**DATA SHOWN**

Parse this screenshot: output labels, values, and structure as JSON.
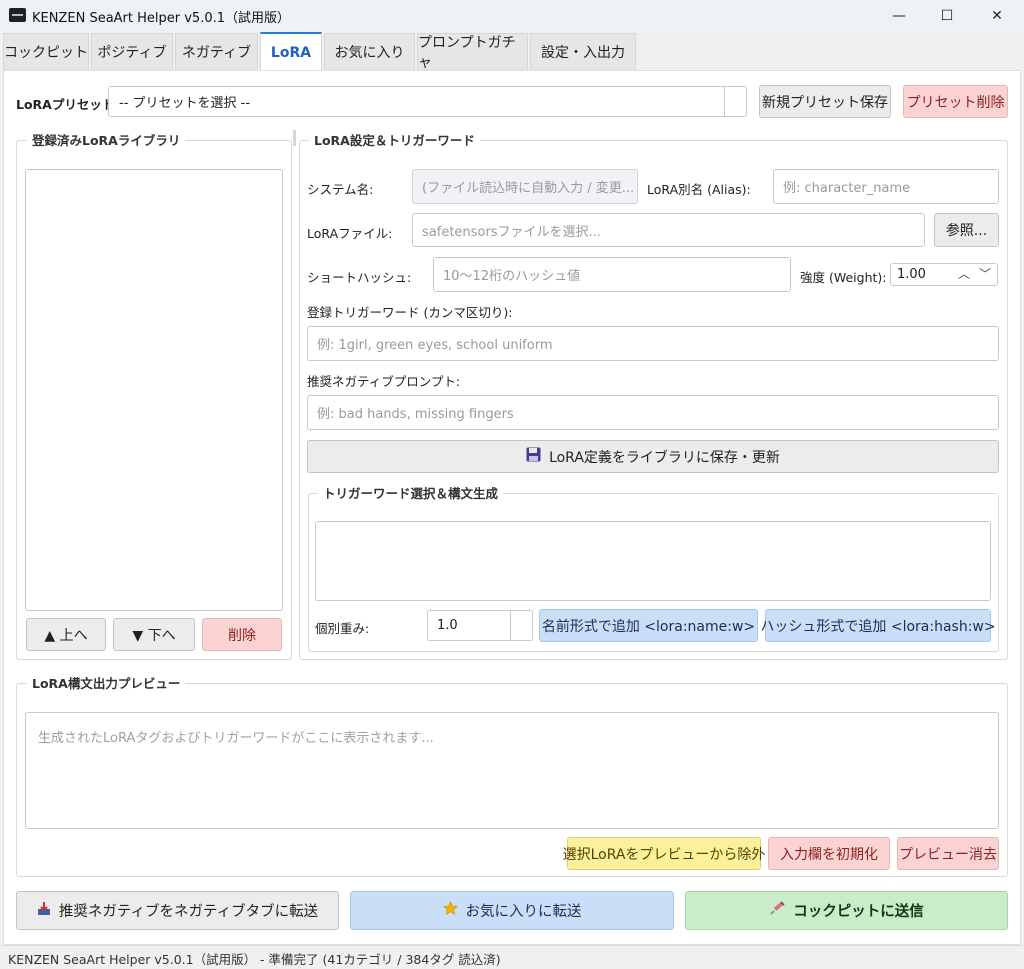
{
  "window": {
    "title": "KENZEN SeaArt Helper v5.0.1（試用版）",
    "minimize": "—",
    "maximize": "☐",
    "close": "✕"
  },
  "tabs": [
    {
      "label": "コックピット"
    },
    {
      "label": "ポジティブ"
    },
    {
      "label": "ネガティブ"
    },
    {
      "label": "LoRA",
      "active": true
    },
    {
      "label": "お気に入り"
    },
    {
      "label": "プロンプトガチャ"
    },
    {
      "label": "設定・入出力"
    }
  ],
  "preset": {
    "label": "LoRAプリセット:",
    "select_value": "-- プリセットを選択 --",
    "save_new": "新規プリセット保存",
    "delete": "プリセット削除"
  },
  "library": {
    "title": "登録済みLoRAライブラリ",
    "up": "▲ 上へ",
    "down": "▼ 下へ",
    "delete": "削除"
  },
  "settings": {
    "title": "LoRA設定＆トリガーワード",
    "system_name_label": "システム名:",
    "system_name_placeholder": "(ファイル読込時に自動入力 / 変更...",
    "alias_label": "LoRA別名 (Alias):",
    "alias_placeholder": "例: character_name",
    "file_label": "LoRAファイル:",
    "file_placeholder": "safetensorsファイルを選択...",
    "browse": "参照...",
    "hash_label": "ショートハッシュ:",
    "hash_placeholder": "10～12桁のハッシュ値",
    "weight_label": "強度 (Weight):",
    "weight_value": "1.00",
    "weight_up": "︿",
    "weight_down": "﹀",
    "trigger_label": "登録トリガーワード (カンマ区切り):",
    "trigger_placeholder": "例: 1girl, green eyes, school uniform",
    "neg_label": "推奨ネガティブプロンプト:",
    "neg_placeholder": "例: bad hands, missing fingers",
    "save_btn": "LoRA定義をライブラリに保存・更新",
    "save_icon": "floppy-disk"
  },
  "trigger_select": {
    "title": "トリガーワード選択＆構文生成",
    "weight_label": "個別重み:",
    "weight_value": "1.0",
    "add_name": "名前形式で追加 <lora:name:w>",
    "add_hash": "ハッシュ形式で追加 <lora:hash:w>"
  },
  "preview": {
    "title": "LoRA構文出力プレビュー",
    "placeholder": "生成されたLoRAタグおよびトリガーワードがここに表示されます...",
    "exclude": "選択LoRAをプレビューから除外",
    "reset": "入力欄を初期化",
    "clear": "プレビュー消去"
  },
  "bottom": {
    "neg_transfer": "推奨ネガティブをネガティブタブに転送",
    "neg_transfer_icon": "tray-download",
    "fav_transfer": "お気に入りに転送",
    "fav_transfer_icon": "star",
    "send": "コックピットに送信",
    "send_icon": "syringe"
  },
  "status": "KENZEN SeaArt Helper v5.0.1（試用版） - 準備完了 (41カテゴリ / 384タグ 読込済)"
}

**PROBLEM DETAILS**
Select from the material above each line in which the string "SeaArt" appears, and list those lines.

**ANSWER TO THIS TASK**
    "title": "KENZEN SeaArt Helper v5.0.1（試用版）",
  "status": "KENZEN SeaArt Helper v5.0.1（試用版） - 準備完了 (41カテゴリ / 384タグ 読込済)"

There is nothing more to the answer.